---- Texte à lire

En cas d’ALD, les IJ sont versées pendant 3 ans, sans limitation de nombre. Un nouveau délai de 3 ans est ouvert si vous avez retravaillé pendant au moins 1 an. Si, au bout de 3 ans, vous êtes de nouveau en arrêt maladie alors que vous avez travaillé moins d’une année, vous pouvez être indemnisé si vous avez reçu moins de 360 IJ sur la période de 3 ans.

La difficulté survient souvent lorsque vous êtes au terme de la durée de versement des indemnités journalières ou lorsque le médecin conseil de la caisse vous a déclaré apte à reprendre un travail et que le médecin du travail lui vous déclare inapte. Comment est-ce possible ? Tout à fait car la sécurité sociale raisonne par rapport à l’aptitude à exercer une activité quelconque le médecin du travail par rapport à votre emploi. Chacun a sa logique et applique ses règles le code du travail pour le médecin du travail et le code de la sécurité sociale pour le médecin de la caisse.

--------

Consigne 1 - Recopiez à l'identique le passage du texte sur les indemnités journalières qui commence à "La difficulté survient" et finit à "de la caisse.".
Consigne 2 - Rédigez la suite du texte sur les indemnités journalières, en reprenant juste après sa dernière phrase.

---- Données fournies

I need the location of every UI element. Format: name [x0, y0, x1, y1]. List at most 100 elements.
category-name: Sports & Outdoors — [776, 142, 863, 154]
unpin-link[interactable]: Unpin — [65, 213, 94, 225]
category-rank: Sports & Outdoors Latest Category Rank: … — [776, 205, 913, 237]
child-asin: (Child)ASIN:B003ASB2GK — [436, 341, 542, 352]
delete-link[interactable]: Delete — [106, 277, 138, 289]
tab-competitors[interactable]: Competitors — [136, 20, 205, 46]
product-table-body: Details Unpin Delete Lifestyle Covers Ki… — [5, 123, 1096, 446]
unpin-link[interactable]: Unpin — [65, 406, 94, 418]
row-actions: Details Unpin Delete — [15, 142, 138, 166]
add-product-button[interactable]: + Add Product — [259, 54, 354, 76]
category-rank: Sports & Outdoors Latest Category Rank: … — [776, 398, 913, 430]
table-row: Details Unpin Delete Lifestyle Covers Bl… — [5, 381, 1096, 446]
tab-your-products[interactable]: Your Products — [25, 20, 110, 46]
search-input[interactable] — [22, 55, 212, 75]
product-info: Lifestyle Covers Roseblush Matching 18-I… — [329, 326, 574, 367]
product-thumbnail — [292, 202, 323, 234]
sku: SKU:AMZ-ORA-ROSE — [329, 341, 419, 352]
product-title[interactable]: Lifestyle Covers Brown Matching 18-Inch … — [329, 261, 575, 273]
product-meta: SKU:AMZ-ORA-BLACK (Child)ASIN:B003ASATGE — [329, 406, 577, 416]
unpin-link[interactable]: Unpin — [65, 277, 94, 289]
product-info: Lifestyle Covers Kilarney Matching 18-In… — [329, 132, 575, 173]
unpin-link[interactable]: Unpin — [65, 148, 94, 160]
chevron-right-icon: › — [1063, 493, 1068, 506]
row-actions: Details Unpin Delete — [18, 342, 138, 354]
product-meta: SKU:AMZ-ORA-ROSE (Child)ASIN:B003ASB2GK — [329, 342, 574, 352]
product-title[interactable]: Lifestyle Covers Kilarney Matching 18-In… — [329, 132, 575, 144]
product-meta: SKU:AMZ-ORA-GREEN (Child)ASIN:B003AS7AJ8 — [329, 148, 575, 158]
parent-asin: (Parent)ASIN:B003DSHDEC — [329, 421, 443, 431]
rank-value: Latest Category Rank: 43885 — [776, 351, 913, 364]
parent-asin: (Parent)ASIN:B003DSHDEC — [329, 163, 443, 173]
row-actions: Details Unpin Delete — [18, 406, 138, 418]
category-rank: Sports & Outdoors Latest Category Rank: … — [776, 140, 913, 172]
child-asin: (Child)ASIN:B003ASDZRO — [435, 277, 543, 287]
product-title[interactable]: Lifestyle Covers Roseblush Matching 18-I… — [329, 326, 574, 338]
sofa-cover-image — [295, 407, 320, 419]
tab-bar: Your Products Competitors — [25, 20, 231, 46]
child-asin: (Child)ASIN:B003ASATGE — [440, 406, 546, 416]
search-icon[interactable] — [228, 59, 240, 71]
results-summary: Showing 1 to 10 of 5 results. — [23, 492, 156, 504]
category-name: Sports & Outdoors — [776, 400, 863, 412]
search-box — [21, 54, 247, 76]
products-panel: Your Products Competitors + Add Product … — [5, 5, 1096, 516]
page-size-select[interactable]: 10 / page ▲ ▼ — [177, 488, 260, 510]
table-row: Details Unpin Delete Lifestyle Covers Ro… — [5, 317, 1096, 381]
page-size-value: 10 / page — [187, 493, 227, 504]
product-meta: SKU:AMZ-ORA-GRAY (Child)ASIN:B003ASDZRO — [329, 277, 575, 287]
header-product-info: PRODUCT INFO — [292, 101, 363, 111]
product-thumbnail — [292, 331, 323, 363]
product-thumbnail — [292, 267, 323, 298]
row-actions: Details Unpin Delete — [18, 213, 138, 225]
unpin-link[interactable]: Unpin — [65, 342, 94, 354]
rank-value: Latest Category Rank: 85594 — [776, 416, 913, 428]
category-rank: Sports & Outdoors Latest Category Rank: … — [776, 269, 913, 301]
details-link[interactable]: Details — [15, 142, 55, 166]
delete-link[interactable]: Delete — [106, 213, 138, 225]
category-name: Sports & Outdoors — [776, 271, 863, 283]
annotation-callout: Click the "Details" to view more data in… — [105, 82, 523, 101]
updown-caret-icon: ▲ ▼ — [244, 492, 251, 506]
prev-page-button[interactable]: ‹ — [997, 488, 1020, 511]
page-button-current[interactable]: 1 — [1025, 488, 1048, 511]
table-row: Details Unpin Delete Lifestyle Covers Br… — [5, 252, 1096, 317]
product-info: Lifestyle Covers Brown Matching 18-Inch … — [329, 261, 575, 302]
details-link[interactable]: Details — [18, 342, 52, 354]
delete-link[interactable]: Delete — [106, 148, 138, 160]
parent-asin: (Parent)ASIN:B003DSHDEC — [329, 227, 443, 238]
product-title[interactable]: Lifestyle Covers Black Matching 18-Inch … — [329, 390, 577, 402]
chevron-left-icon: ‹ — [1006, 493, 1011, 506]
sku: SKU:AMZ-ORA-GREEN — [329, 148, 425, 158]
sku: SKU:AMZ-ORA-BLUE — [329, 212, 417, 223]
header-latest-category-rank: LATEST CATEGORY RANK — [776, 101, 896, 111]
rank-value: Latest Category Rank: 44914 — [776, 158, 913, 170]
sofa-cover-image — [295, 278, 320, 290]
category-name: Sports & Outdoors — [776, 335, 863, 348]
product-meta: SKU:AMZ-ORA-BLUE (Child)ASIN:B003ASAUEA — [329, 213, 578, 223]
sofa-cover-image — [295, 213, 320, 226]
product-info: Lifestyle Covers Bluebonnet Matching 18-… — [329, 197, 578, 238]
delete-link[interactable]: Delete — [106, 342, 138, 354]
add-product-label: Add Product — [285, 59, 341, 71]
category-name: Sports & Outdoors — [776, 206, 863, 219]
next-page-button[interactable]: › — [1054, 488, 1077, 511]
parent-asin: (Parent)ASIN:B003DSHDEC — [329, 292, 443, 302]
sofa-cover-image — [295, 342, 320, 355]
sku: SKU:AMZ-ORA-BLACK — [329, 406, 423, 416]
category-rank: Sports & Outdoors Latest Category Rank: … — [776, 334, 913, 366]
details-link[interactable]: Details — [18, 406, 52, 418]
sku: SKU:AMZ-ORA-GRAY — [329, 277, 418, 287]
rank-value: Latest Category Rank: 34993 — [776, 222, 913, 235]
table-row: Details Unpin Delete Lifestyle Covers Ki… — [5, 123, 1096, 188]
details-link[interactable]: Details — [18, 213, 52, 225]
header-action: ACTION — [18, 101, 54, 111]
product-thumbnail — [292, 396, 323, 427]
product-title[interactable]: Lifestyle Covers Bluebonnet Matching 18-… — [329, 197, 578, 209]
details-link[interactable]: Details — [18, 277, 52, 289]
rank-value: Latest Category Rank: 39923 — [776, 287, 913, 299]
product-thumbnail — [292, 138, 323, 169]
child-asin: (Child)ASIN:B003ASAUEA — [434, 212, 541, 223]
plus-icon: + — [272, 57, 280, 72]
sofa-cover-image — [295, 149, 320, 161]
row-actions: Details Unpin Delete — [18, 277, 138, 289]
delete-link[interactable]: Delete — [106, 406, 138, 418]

--------

Zone de réponse 1 -
La difficulté survient souvent lorsque vous êtes au terme de la durée de versement des indemnités journalières ou lorsque le médecin conseil de la caisse vous a déclaré apte à reprendre un travail et que le médecin du travail lui vous déclare inapte. Comment est-ce possible ? Tout à fait car la sécurité sociale raisonne par rapport à l’aptitude à exercer une activité quelconque le médecin du travail par rapport à votre emploi. Chacun a sa logique et applique ses règles le code du travail pour le médecin du travail et le code de la sécurité sociale pour le médecin de la caisse.

Zone de réponse 2 -
En cas d’inaptitude reconnue par le médecin du travail et si vous êtes licencié faute de reclassement possible dans l’entreprise vous bénéficierez des indemnités de chômage si vous êtes apte à exercer une activité rémunérée qui peut être différente de la vôtre. Par exemple vous étiez magasinier dans l’industrie vous êtes déclaré inapte car pas de manipulations de charges lourdes mais vous pouvez exercer tout emploi qui ne nécessite pas la manipulation de charges lourdes donc vous pouvez être inscrit comme demandeur d’emploi et être indemnisé par Pôle emploi.

Le montant de l’allocation de chômage (allocation de retour à l’emploi) est en général plus élevé. L’allocation est au minimum de 29,06 € par jour après un emploi à temps plein et au maximum de 248,19 € brut par jour. Le calcul s’effectue suivant deux formules 40,4% du salaire journalier de référence + 11,92€ ou 57% du salaire journalier de référence, la plus avantageuse est retenue. Si le résultat est inférieur à 29,06 € (allocation minimale), Pôle emploi retient l’allocation minimale comme montant de l’allocation. Dans tous les cas, l’allocation ne peut pas dépasser 75 % de votre salaire journalier de référence.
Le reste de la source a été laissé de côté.